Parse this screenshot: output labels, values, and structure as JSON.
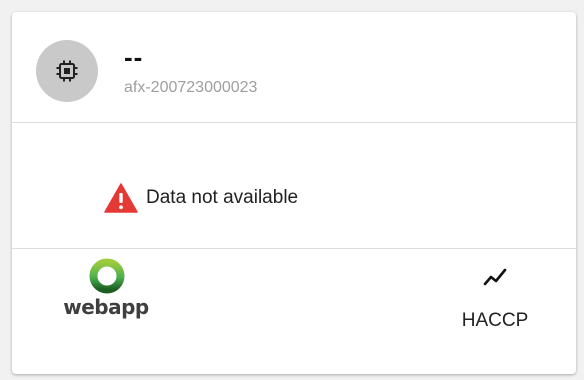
{
  "device": {
    "name": "--",
    "serial": "afx-200723000023",
    "icon": "chip-icon"
  },
  "status": {
    "icon": "warning-icon",
    "text": "Data not available",
    "color": "#e53935"
  },
  "footer": {
    "brand": {
      "text": "webapp",
      "ring_color_top": "#8bc34a",
      "ring_color_bottom": "#1b5e20"
    },
    "chart_link": {
      "icon": "trending-icon",
      "label": "HACCP"
    }
  },
  "colors": {
    "avatar_bg": "#c9c9c9",
    "subtitle": "#9e9e9e",
    "divider": "#dcdcdc"
  }
}
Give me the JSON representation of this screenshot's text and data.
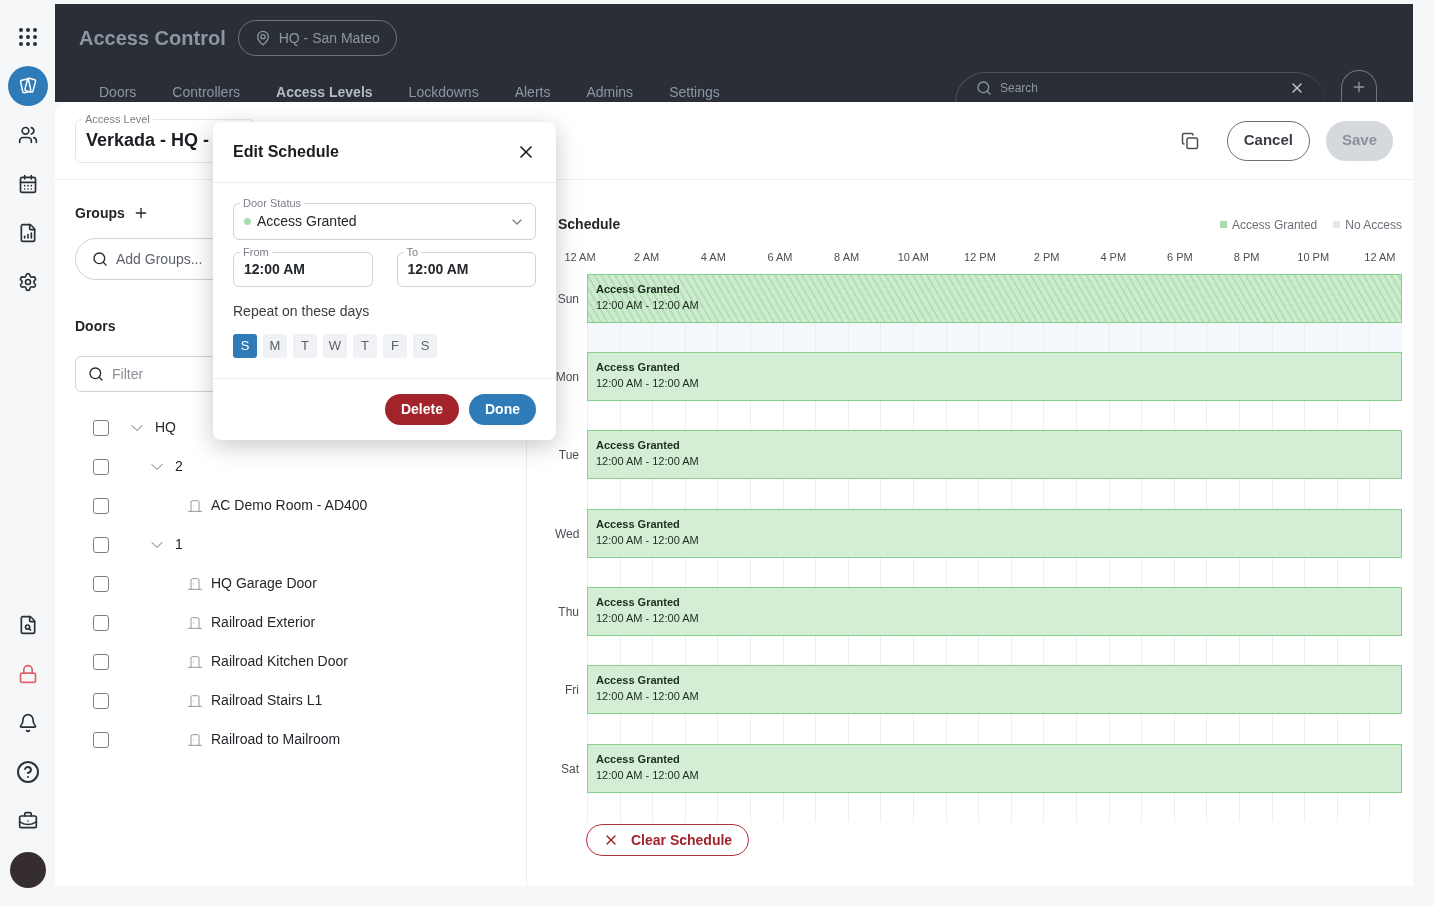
{
  "sidebar": {
    "items": [
      {
        "kind": "apps",
        "selected": false
      },
      {
        "kind": "access",
        "selected": true
      },
      {
        "kind": "users",
        "selected": false
      },
      {
        "kind": "calendar",
        "selected": false
      },
      {
        "kind": "report",
        "selected": false
      },
      {
        "kind": "settings",
        "selected": false
      }
    ],
    "bottom_items": [
      {
        "kind": "debug",
        "selected": false
      },
      {
        "kind": "lock",
        "selected": false
      },
      {
        "kind": "bell",
        "selected": false
      },
      {
        "kind": "help",
        "selected": false
      },
      {
        "kind": "briefcase",
        "selected": false
      },
      {
        "kind": "avatar",
        "selected": false
      }
    ]
  },
  "header": {
    "title": "Access Control",
    "location": "HQ - San Mateo",
    "tabs": [
      {
        "label": "Doors",
        "selected": false
      },
      {
        "label": "Controllers",
        "selected": false
      },
      {
        "label": "Access Levels",
        "selected": true
      },
      {
        "label": "Lockdowns",
        "selected": false
      },
      {
        "label": "Alerts",
        "selected": false
      },
      {
        "label": "Admins",
        "selected": false
      },
      {
        "label": "Settings",
        "selected": false
      }
    ],
    "search": {
      "placeholder": "Search"
    }
  },
  "access_level": {
    "label": "Access Level",
    "value": "Verkada - HQ -"
  },
  "toolbar": {
    "buttons": [
      {
        "label": "Cancel",
        "disabled": false
      },
      {
        "label": "Save",
        "disabled": true
      }
    ]
  },
  "groups": {
    "title": "Groups",
    "search": {
      "placeholder": "Add Groups..."
    }
  },
  "doors": {
    "title": "Doors",
    "filter": {
      "placeholder": "Filter"
    },
    "tree": [
      {
        "label": "HQ",
        "kind": "group",
        "checked": false,
        "expanded": true,
        "children": [
          {
            "label": "2",
            "kind": "group",
            "checked": false,
            "expanded": true,
            "children": [
              {
                "label": "AC Demo Room - AD400",
                "kind": "door",
                "checked": false
              }
            ]
          },
          {
            "label": "1",
            "kind": "group",
            "checked": false,
            "expanded": true,
            "children": [
              {
                "label": "HQ Garage Door",
                "kind": "door",
                "checked": false
              },
              {
                "label": "Railroad Exterior",
                "kind": "door",
                "checked": false
              },
              {
                "label": "Railroad Kitchen Door",
                "kind": "door",
                "checked": false
              },
              {
                "label": "Railroad Stairs L1",
                "kind": "door",
                "checked": false
              },
              {
                "label": "Railroad to Mailroom",
                "kind": "door",
                "checked": false
              }
            ]
          }
        ]
      }
    ]
  },
  "schedule": {
    "title": "Schedule",
    "legend": [
      {
        "label": "Access Granted",
        "color": "#a8dcaf"
      },
      {
        "label": "No Access",
        "color": "#e5e7eb"
      }
    ],
    "hours": [
      "12 AM",
      "2 AM",
      "4 AM",
      "6 AM",
      "8 AM",
      "10 AM",
      "12 PM",
      "2 PM",
      "4 PM",
      "6 PM",
      "8 PM",
      "10 PM",
      "12 AM"
    ],
    "days": [
      {
        "label": "Sun",
        "blocks": [
          {
            "status": "Access Granted",
            "time": "12:00 AM - 12:00 AM",
            "selected": true
          }
        ]
      },
      {
        "label": "Mon",
        "blocks": [
          {
            "status": "Access Granted",
            "time": "12:00 AM - 12:00 AM",
            "selected": false
          }
        ]
      },
      {
        "label": "Tue",
        "blocks": [
          {
            "status": "Access Granted",
            "time": "12:00 AM - 12:00 AM",
            "selected": false
          }
        ]
      },
      {
        "label": "Wed",
        "blocks": [
          {
            "status": "Access Granted",
            "time": "12:00 AM - 12:00 AM",
            "selected": false
          }
        ]
      },
      {
        "label": "Thu",
        "blocks": [
          {
            "status": "Access Granted",
            "time": "12:00 AM - 12:00 AM",
            "selected": false
          }
        ]
      },
      {
        "label": "Fri",
        "blocks": [
          {
            "status": "Access Granted",
            "time": "12:00 AM - 12:00 AM",
            "selected": false
          }
        ]
      },
      {
        "label": "Sat",
        "blocks": [
          {
            "status": "Access Granted",
            "time": "12:00 AM - 12:00 AM",
            "selected": false
          }
        ]
      }
    ],
    "clear_button": "Clear Schedule"
  },
  "dialog": {
    "title": "Edit Schedule",
    "door_status": {
      "label": "Door Status",
      "value": "Access Granted",
      "color": "#a8dcaf"
    },
    "from": {
      "label": "From",
      "value": "12:00 AM"
    },
    "to": {
      "label": "To",
      "value": "12:00 AM"
    },
    "repeat_label": "Repeat on these days",
    "days": [
      {
        "label": "S",
        "selected": true
      },
      {
        "label": "M",
        "selected": false
      },
      {
        "label": "T",
        "selected": false
      },
      {
        "label": "W",
        "selected": false
      },
      {
        "label": "T",
        "selected": false
      },
      {
        "label": "F",
        "selected": false
      },
      {
        "label": "S",
        "selected": false
      }
    ],
    "buttons": [
      {
        "label": "Delete",
        "kind": "danger"
      },
      {
        "label": "Done",
        "kind": "primary"
      }
    ]
  }
}
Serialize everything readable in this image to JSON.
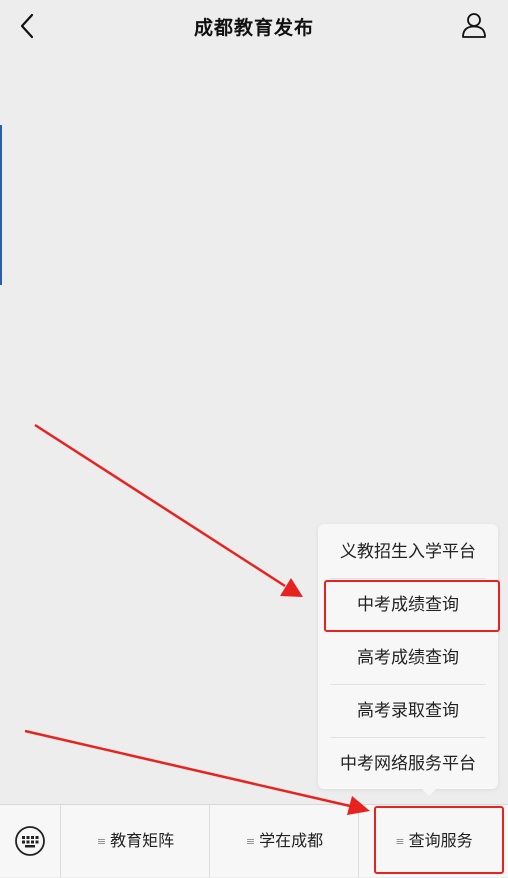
{
  "header": {
    "title": "成都教育发布",
    "back_icon": "chevron-left-icon",
    "profile_icon": "user-icon"
  },
  "popup_menu": {
    "items": [
      {
        "label": "义教招生入学平台"
      },
      {
        "label": "中考成绩查询",
        "highlighted": true
      },
      {
        "label": "高考成绩查询"
      },
      {
        "label": "高考录取查询"
      },
      {
        "label": "中考网络服务平台"
      }
    ]
  },
  "bottom_menu": {
    "keyboard_icon": "keyboard-icon",
    "tabs": [
      {
        "label": "教育矩阵"
      },
      {
        "label": "学在成都"
      },
      {
        "label": "查询服务",
        "highlighted": true
      }
    ]
  },
  "annotation": {
    "color": "#e8231f"
  }
}
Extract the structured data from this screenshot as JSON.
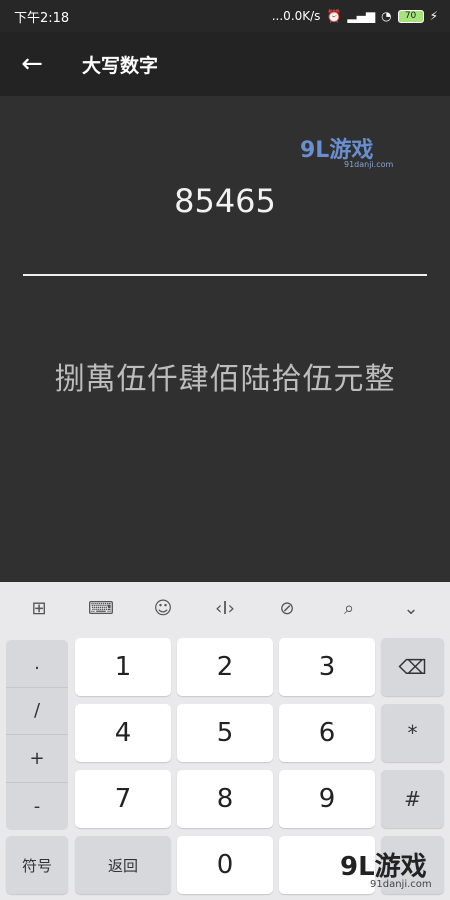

________________________

-- YOUR GOAL --
Repeat the data exactly, dropping every picture it holds.

-- ANSWER TO THE PROBLEM --
Parse this screenshot: output labels, values, and structure as JSON.
{
  "device": {
    "name": "--",
    "serial": "afx-200723000023",
    "icon": "chip-icon"
  },
  "status": {
    "icon": "warning-icon",
    "text": "Data not available",
    "color": "#e53935"
  },
  "footer": {
    "brand": {
      "text": "webapp",
      "ring_color_top": "#8bc34a",
      "ring_color_bottom": "#1b5e20"
    },
    "chart_link": {
      "icon": "trending-icon",
      "label": "HACCP"
    }
  },
  "colors": {
    "avatar_bg": "#c9c9c9",
    "subtitle": "#9e9e9e",
    "divider": "#dcdcdc"
  }
}
Give me the JSON representation of this screenshot's text and data.
{
  "sidebar": {
    "items": [
      {
        "kind": "apps",
        "selected": false
      },
      {
        "kind": "access",
        "selected": true
      },
      {
        "kind": "users",
        "selected": false
      },
      {
        "kind": "calendar",
        "selected": false
      },
      {
        "kind": "report",
        "selected": false
      },
      {
        "kind": "settings",
        "selected": false
      }
    ],
    "bottom_items": [
      {
        "kind": "debug",
        "selected": false
      },
      {
        "kind": "lock",
        "selected": false
      },
      {
        "kind": "bell",
        "selected": false
      },
      {
        "kind": "help",
        "selected": false
      },
      {
        "kind": "briefcase",
        "selected": false
      },
      {
        "kind": "avatar",
        "selected": false
      }
    ]
  },
  "header": {
    "title": "Access Control",
    "location": "HQ - San Mateo",
    "tabs": [
      {
        "label": "Doors",
        "selected": false
      },
      {
        "label": "Controllers",
        "selected": false
      },
      {
        "label": "Access Levels",
        "selected": true
      },
      {
        "label": "Lockdowns",
        "selected": false
      },
      {
        "label": "Alerts",
        "selected": false
      },
      {
        "label": "Admins",
        "selected": false
      },
      {
        "label": "Settings",
        "selected": false
      }
    ],
    "search": {
      "placeholder": "Search"
    }
  },
  "access_level": {
    "label": "Access Level",
    "value": "Verkada - HQ -"
  },
  "toolbar": {
    "buttons": [
      {
        "label": "Cancel",
        "disabled": false
      },
      {
        "label": "Save",
        "disabled": true
      }
    ]
  },
  "groups": {
    "title": "Groups",
    "search": {
      "placeholder": "Add Groups..."
    }
  },
  "doors": {
    "title": "Doors",
    "filter": {
      "placeholder": "Filter"
    },
    "tree": [
      {
        "label": "HQ",
        "kind": "group",
        "checked": false,
        "expanded": true,
        "children": [
          {
            "label": "2",
            "kind": "group",
            "checked": false,
            "expanded": true,
            "children": [
              {
                "label": "AC Demo Room - AD400",
                "kind": "door",
                "checked": false
              }
            ]
          },
          {
            "label": "1",
            "kind": "group",
            "checked": false,
            "expanded": true,
            "children": [
              {
                "label": "HQ Garage Door",
                "kind": "door",
                "checked": false
              },
              {
                "label": "Railroad Exterior",
                "kind": "door",
                "checked": false
              },
              {
                "label": "Railroad Kitchen Door",
                "kind": "door",
                "checked": false
              },
              {
                "label": "Railroad Stairs L1",
                "kind": "door",
                "checked": false
              },
              {
                "label": "Railroad to Mailroom",
                "kind": "door",
                "checked": false
              }
            ]
          }
        ]
      }
    ]
  },
  "schedule": {
    "title": "Schedule",
    "legend": [
      {
        "label": "Access Granted",
        "color": "#a8dcaf"
      },
      {
        "label": "No Access",
        "color": "#e5e7eb"
      }
    ],
    "hours": [
      "12 AM",
      "2 AM",
      "4 AM",
      "6 AM",
      "8 AM",
      "10 AM",
      "12 PM",
      "2 PM",
      "4 PM",
      "6 PM",
      "8 PM",
      "10 PM",
      "12 AM"
    ],
    "days": [
      {
        "label": "Sun",
        "blocks": [
          {
            "status": "Access Granted",
            "time": "12:00 AM - 12:00 AM",
            "selected": true
          }
        ]
      },
      {
        "label": "Mon",
        "blocks": [
          {
            "status": "Access Granted",
            "time": "12:00 AM - 12:00 AM",
            "selected": false
          }
        ]
      },
      {
        "label": "Tue",
        "blocks": [
          {
            "status": "Access Granted",
            "time": "12:00 AM - 12:00 AM",
            "selected": false
          }
        ]
      },
      {
        "label": "Wed",
        "blocks": [
          {
            "status": "Access Granted",
            "time": "12:00 AM - 12:00 AM",
            "selected": false
          }
        ]
      },
      {
        "label": "Thu",
        "blocks": [
          {
            "status": "Access Granted",
            "time": "12:00 AM - 12:00 AM",
            "selected": false
          }
        ]
      },
      {
        "label": "Fri",
        "blocks": [
          {
            "status": "Access Granted",
            "time": "12:00 AM - 12:00 AM",
            "selected": false
          }
        ]
      },
      {
        "label": "Sat",
        "blocks": [
          {
            "status": "Access Granted",
            "time": "12:00 AM - 12:00 AM",
            "selected": false
          }
        ]
      }
    ],
    "clear_button": "Clear Schedule"
  },
  "dialog": {
    "title": "Edit Schedule",
    "door_status": {
      "label": "Door Status",
      "value": "Access Granted",
      "color": "#a8dcaf"
    },
    "from": {
      "label": "From",
      "value": "12:00 AM"
    },
    "to": {
      "label": "To",
      "value": "12:00 AM"
    },
    "repeat_label": "Repeat on these days",
    "days": [
      {
        "label": "S",
        "selected": true
      },
      {
        "label": "M",
        "selected": false
      },
      {
        "label": "T",
        "selected": false
      },
      {
        "label": "W",
        "selected": false
      },
      {
        "label": "T",
        "selected": false
      },
      {
        "label": "F",
        "selected": false
      },
      {
        "label": "S",
        "selected": false
      }
    ],
    "buttons": [
      {
        "label": "Delete",
        "kind": "danger"
      },
      {
        "label": "Done",
        "kind": "primary"
      }
    ]
  }
}
Serialize everything readable in this image to JSON.
{
  "header": {
    "title": "成都教育发布",
    "back_icon": "chevron-left-icon",
    "profile_icon": "user-icon"
  },
  "popup_menu": {
    "items": [
      {
        "label": "义教招生入学平台"
      },
      {
        "label": "中考成绩查询",
        "highlighted": true
      },
      {
        "label": "高考成绩查询"
      },
      {
        "label": "高考录取查询"
      },
      {
        "label": "中考网络服务平台"
      }
    ]
  },
  "bottom_menu": {
    "keyboard_icon": "keyboard-icon",
    "tabs": [
      {
        "label": "教育矩阵"
      },
      {
        "label": "学在成都"
      },
      {
        "label": "查询服务",
        "highlighted": true
      }
    ]
  },
  "annotation": {
    "color": "#e8231f"
  }
}
Extract the structured data from this screenshot as JSON.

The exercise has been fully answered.